> **PROBLEM**: Your answer should be a single number: the count of lines containing "участь".

> **MATERIAL FOR THE TASK**:

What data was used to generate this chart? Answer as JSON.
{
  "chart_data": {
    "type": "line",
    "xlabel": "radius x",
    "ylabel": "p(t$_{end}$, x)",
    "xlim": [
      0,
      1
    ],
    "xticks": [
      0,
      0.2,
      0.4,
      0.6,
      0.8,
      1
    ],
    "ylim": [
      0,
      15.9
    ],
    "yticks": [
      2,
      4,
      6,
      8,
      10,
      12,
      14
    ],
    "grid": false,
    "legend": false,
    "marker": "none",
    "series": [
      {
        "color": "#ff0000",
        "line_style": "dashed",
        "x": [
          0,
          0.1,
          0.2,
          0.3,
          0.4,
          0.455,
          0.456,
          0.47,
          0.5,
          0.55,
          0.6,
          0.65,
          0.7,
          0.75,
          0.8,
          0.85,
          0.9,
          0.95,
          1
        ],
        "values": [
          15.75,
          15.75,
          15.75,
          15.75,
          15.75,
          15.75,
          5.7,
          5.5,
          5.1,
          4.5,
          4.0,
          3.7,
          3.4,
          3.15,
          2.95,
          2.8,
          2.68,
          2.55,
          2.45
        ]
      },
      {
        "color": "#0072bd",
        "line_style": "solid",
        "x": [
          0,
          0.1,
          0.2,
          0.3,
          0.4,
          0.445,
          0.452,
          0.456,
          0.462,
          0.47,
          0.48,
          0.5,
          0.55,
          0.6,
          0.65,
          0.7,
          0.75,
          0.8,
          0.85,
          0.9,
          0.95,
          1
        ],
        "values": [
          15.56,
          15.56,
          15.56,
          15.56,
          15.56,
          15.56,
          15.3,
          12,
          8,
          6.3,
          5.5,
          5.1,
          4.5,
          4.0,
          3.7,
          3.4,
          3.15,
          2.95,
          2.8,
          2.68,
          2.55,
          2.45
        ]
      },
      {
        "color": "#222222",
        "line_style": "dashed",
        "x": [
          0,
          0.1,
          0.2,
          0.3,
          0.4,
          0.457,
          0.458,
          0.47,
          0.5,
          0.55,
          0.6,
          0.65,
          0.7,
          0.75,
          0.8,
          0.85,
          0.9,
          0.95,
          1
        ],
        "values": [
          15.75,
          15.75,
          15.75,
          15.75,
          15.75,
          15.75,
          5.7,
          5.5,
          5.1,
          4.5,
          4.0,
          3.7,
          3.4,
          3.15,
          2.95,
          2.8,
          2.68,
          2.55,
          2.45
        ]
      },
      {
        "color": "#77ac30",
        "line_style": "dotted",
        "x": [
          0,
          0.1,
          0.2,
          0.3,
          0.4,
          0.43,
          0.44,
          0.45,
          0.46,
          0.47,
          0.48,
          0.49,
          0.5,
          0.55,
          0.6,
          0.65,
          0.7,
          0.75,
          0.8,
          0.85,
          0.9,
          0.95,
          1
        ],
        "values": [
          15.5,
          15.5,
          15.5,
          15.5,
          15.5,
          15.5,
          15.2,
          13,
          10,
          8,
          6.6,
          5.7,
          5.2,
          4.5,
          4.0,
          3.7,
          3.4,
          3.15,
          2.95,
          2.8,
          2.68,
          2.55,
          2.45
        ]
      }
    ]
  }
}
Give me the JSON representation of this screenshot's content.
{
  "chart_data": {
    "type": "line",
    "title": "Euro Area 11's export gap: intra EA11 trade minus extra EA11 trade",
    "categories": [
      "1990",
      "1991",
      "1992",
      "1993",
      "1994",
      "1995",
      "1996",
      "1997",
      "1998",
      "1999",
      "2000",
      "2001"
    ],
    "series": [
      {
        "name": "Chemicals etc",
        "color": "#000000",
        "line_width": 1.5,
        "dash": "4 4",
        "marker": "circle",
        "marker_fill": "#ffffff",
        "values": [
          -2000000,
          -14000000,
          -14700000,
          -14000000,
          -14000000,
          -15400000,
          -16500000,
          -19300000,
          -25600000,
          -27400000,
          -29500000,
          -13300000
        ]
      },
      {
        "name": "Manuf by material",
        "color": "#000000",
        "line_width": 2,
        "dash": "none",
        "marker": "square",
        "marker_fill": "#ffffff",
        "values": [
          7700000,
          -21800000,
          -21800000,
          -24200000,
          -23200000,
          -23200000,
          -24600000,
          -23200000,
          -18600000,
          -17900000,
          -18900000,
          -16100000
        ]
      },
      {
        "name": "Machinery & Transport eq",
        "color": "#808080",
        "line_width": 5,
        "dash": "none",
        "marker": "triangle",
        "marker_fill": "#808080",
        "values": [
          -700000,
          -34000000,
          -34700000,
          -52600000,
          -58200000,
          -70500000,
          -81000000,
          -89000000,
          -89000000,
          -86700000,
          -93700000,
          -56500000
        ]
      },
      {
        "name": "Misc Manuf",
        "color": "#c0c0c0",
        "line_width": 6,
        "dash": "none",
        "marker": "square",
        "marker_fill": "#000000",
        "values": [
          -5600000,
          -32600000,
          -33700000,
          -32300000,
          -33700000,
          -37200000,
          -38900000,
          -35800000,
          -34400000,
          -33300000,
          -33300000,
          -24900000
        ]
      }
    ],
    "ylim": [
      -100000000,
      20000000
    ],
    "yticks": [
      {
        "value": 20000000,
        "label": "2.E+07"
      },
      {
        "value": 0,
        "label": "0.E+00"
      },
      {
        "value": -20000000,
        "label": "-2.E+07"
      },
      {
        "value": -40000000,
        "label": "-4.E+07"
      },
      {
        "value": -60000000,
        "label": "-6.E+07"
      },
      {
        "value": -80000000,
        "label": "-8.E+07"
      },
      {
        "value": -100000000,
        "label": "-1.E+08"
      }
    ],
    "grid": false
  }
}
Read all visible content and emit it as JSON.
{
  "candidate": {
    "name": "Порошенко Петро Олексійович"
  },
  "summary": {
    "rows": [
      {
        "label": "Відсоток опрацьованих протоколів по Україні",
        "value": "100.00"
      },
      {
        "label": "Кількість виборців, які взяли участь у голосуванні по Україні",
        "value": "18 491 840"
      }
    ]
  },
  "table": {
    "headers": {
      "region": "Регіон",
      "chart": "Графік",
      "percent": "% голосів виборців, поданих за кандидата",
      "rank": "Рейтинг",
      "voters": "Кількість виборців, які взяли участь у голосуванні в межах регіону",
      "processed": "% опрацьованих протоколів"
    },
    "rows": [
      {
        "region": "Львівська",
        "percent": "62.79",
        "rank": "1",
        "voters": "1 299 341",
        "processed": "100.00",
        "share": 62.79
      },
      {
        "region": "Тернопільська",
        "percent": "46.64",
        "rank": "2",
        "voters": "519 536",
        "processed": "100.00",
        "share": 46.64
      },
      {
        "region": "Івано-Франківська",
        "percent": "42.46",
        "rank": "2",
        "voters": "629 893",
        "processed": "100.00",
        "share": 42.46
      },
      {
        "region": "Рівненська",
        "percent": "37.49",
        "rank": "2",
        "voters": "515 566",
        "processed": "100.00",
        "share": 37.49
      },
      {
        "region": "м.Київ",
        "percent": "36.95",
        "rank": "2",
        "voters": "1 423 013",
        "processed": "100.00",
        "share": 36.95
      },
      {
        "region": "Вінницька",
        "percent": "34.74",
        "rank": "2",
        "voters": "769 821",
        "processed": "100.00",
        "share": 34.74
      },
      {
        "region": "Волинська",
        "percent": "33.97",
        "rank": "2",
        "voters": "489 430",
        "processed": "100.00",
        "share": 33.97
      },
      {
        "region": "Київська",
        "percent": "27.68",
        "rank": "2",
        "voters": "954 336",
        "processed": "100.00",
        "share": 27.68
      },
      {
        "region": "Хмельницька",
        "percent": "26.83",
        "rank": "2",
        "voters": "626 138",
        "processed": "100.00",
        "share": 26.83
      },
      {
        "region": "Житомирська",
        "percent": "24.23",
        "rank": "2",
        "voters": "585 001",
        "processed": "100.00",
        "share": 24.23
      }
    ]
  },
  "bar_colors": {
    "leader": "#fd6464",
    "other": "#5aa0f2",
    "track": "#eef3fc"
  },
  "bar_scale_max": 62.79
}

> **TASK ANSWER**: 2